**SELECTED PASSAGE**
□ □ □

Laszlo Zsolt Nagy wrote:
> Hello,
>
> How can I determine the number of colors used in an image? I tried to
> search on Google but I could figure out. I read the PIL handbook but I
> do not see how to do it. Can anyone help?

You may get a better response on how to do it in Python, but the
following C++ code should be easy to translate if necessary. All it
requires is a get pixel function.

int CImage::CountUsedColours() const
{
if ( !IsValid() ) { Error( errImageInvalid ); return 0; }

const int TableSize= ( 256 * 256 * 256 ) / 8;

byte CountTable[ TableSize ];
memset( &CountTable[0], 0, TableSize );

for( int Y= 0; Y < GetHeight(); Y++ )
{
byte* pColour= (byte*)GetLinePointer( Y );
int WidthCount= GetWidth();

while( WidthCount-- )
{
const CColour colPix= GetPixel( pColour );
const int Offset= (int)colPix.R << 16 | (int)colPix.G << 8 |
(int)colPix.B;
CountTable[ Offset >> 3 ] |= 1 << ( Offset & 7 );
pColour+= GetBPP();
}

}

int ColourCount= 0;

for( int n= 0; n < TableSize; n++ )
{
const int CountBits= CountTable[n];

ColourCount+= ( CountBits & 1 );
ColourCount+= ( CountBits >> 1 ) & 1;
ColourCount+= ( CountBits >> 2 ) & 1;
ColourCount+= ( CountBits >> 3 ) & 1;
ColourCount+= ( CountBits >> 4 ) & 1;
ColourCount+= ( CountBits >> 5 ) & 1;
ColourCount+= ( CountBits >> 6 ) & 1;
ColourCount+= ( CountBits >> 7 );
}

OK();
return ColourCount;
}


Regards,

Will McGugan

Hello Will,

Friday, November 26, 2004, 7:48:08 PM, you wrote:

> Laszlo Zsolt Nagy wrote:
>> Hello,
>>
>> How can I determine the number of colors used in an image? I tried to
>> search on Google but I could figure out. I read the PIL handbook but I
>> do not see how to do it. Can anyone help?

> You may get a better response on how to do it in Python, but the
> following C++ code should be easy to translate if necessary. All it
> requires is a get pixel function.

> int CImage::CountUsedColours() const
.....

□ □ □

**DATA IN THIS EXERCISE**
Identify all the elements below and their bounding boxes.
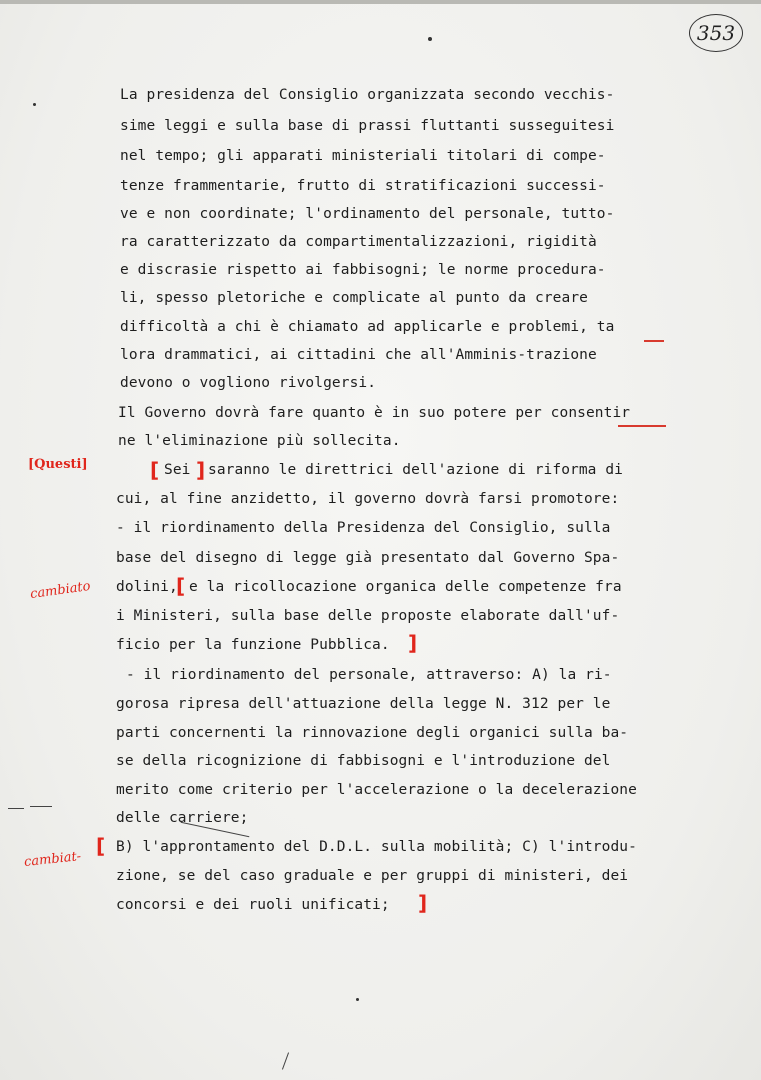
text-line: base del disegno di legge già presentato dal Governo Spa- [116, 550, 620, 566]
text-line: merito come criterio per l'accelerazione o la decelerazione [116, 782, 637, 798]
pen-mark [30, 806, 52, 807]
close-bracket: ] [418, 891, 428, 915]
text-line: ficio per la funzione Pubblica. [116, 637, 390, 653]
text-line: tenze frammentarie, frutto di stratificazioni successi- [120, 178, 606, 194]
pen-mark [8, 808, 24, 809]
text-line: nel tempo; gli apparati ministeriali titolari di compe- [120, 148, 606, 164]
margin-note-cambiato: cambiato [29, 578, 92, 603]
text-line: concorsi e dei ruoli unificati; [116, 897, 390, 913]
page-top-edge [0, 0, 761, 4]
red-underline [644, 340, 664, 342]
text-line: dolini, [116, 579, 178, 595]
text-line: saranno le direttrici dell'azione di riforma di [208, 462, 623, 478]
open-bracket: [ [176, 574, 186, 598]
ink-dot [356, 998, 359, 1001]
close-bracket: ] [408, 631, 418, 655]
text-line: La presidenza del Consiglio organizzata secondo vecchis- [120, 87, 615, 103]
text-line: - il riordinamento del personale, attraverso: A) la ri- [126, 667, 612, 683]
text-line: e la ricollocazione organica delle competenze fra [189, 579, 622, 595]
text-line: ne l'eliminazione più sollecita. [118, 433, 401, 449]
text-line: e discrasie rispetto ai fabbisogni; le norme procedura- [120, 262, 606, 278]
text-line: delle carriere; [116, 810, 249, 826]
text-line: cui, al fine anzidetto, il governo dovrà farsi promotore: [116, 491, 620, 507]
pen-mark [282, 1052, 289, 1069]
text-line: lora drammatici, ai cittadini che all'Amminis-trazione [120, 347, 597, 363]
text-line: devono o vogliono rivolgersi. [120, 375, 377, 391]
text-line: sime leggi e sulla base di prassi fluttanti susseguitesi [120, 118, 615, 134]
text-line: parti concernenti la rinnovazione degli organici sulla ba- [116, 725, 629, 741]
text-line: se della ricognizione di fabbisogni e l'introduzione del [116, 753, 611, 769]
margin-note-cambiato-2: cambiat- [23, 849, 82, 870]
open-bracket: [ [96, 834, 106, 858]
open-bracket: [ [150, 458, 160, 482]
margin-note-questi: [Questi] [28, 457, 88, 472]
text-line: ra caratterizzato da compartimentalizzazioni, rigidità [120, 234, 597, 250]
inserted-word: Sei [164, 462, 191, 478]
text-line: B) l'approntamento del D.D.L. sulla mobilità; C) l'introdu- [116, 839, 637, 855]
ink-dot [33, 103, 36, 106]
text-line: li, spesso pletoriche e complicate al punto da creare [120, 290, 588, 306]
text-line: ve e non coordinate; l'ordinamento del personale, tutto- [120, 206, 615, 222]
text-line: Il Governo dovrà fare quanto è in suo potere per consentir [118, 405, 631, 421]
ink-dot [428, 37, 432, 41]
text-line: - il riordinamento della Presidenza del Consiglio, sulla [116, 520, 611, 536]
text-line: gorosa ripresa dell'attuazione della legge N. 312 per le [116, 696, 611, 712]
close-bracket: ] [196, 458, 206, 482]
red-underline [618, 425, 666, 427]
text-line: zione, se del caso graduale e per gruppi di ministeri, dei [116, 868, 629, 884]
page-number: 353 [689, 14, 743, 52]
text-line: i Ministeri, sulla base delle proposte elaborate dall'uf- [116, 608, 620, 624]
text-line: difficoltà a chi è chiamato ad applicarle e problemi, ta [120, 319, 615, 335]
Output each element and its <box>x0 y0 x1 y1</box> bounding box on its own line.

□ □ □

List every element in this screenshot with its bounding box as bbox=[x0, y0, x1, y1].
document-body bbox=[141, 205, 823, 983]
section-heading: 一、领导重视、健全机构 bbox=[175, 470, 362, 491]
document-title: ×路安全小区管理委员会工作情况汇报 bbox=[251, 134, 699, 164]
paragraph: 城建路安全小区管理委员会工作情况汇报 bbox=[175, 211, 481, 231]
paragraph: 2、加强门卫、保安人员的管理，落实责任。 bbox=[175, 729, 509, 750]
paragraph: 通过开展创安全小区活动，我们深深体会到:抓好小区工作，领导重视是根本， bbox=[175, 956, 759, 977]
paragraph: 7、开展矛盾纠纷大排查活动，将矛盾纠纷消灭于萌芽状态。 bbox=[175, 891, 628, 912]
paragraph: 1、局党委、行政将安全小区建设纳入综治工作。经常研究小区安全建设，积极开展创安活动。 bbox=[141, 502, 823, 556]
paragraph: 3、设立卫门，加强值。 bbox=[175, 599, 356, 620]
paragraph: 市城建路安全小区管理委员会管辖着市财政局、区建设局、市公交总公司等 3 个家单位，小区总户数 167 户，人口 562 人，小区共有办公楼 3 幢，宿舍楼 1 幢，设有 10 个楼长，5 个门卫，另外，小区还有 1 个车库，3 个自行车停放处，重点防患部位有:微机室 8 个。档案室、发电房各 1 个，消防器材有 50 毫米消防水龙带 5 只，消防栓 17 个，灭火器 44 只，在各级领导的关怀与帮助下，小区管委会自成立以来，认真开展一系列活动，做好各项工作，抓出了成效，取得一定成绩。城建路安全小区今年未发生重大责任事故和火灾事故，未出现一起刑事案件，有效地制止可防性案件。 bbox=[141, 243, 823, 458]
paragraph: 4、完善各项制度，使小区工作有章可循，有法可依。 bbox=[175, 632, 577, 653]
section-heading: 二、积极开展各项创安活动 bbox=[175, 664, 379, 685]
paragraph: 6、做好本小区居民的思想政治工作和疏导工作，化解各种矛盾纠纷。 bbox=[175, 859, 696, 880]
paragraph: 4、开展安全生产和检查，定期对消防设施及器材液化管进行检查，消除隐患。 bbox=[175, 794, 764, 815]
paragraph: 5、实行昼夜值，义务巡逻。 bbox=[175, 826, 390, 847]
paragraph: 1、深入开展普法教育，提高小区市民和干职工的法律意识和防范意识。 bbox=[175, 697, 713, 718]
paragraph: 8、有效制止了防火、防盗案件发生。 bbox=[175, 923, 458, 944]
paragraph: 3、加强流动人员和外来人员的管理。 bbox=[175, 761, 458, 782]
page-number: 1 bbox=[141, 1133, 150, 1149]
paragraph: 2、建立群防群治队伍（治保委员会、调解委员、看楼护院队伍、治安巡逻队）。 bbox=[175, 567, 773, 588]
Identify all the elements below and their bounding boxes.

□ □ □

**WHAT IS ASKED**
1 > In the records, change "pen-mark" to "ink-stroke" in the lines starting with the one that contains "text-line: base del" and running through the one that contains "text-line: - il riordinamento del personale, attraverso: A)". Return only those lines, with nothing else altered.
2 > Continue the forum thread about counting the colors used in an image from the point where it stops.

**ANSWERS FOR THIS EXERCISE**
1 >
text-line: base del disegno di legge già presentato dal Governo Spa- [116, 550, 620, 566]
text-line: merito come criterio per l'accelerazione o la decelerazione [116, 782, 637, 798]
ink-stroke [30, 806, 52, 807]
close-bracket: ] [418, 891, 428, 915]
text-line: ficio per la funzione Pubblica. [116, 637, 390, 653]
text-line: tenze frammentarie, frutto di stratificazioni successi- [120, 178, 606, 194]
ink-stroke [8, 808, 24, 809]
text-line: nel tempo; gli apparati ministeriali titolari di compe- [120, 148, 606, 164]
margin-note-cambiato: cambiato [29, 578, 92, 603]
text-line: concorsi e dei ruoli unificati; [116, 897, 390, 913]
page-top-edge [0, 0, 761, 4]
red-underline [644, 340, 664, 342]
text-line: dolini, [116, 579, 178, 595]
text-line: saranno le direttrici dell'azione di riforma di [208, 462, 623, 478]
open-bracket: [ [176, 574, 186, 598]
ink-dot [356, 998, 359, 1001]
close-bracket: ] [408, 631, 418, 655]
text-line: La presidenza del Consiglio organizzata secondo vecchis- [120, 87, 615, 103]
text-line: - il riordinamento del personale, attraverso: A) la ri- [126, 667, 612, 683]

2 >
> Regards,

> Will McGugan

Yes, this can be efficient in C++. I'm not sure but possible it is not
so efficient in Python. Also it would be far better to have direct
access to the pixels (and not using a method/function). Now I'm
thinking about ImageMagick and something like this:

f = os.popen('identify -verbose ' + fullpath + ' | grep -e "Colors:"')
s = f.read()
index = s.find(':')
color_count = long( (s[index+1:]).strip() )

Probably ImageMagick uses direct access to pixels but it still take
seconds to run. It is not that portable but I'll stay at this version.



Thank you very much.

--
Best regards,
Laszlo

private.php?do=newpm&u=
web:http://designasign.biz

Laszlo Zsolt Nagy <> writes:

> How can I determine the number of colors used in an image? I tried to
> search on Google but I could figure out. I read the PIL handbook but I
> do not see how to do it. Can anyone help?

I saw your later post about using an external ImageMagick, but just in
case you do want to try it with PIL, one approach is to get the raw
data from PIL for each band, combining them into a tuple for the color
code, and then constructing a dictionary to count the colors.

For example, for an RGB image:

import sys
from PIL import Image
from itertools import izip, repeat

if __name__ == "__main__":

im = Image.open(sys.argv[1])
r = im.getdata(0)
g = im.getdata(1)
b = im.getdata(2)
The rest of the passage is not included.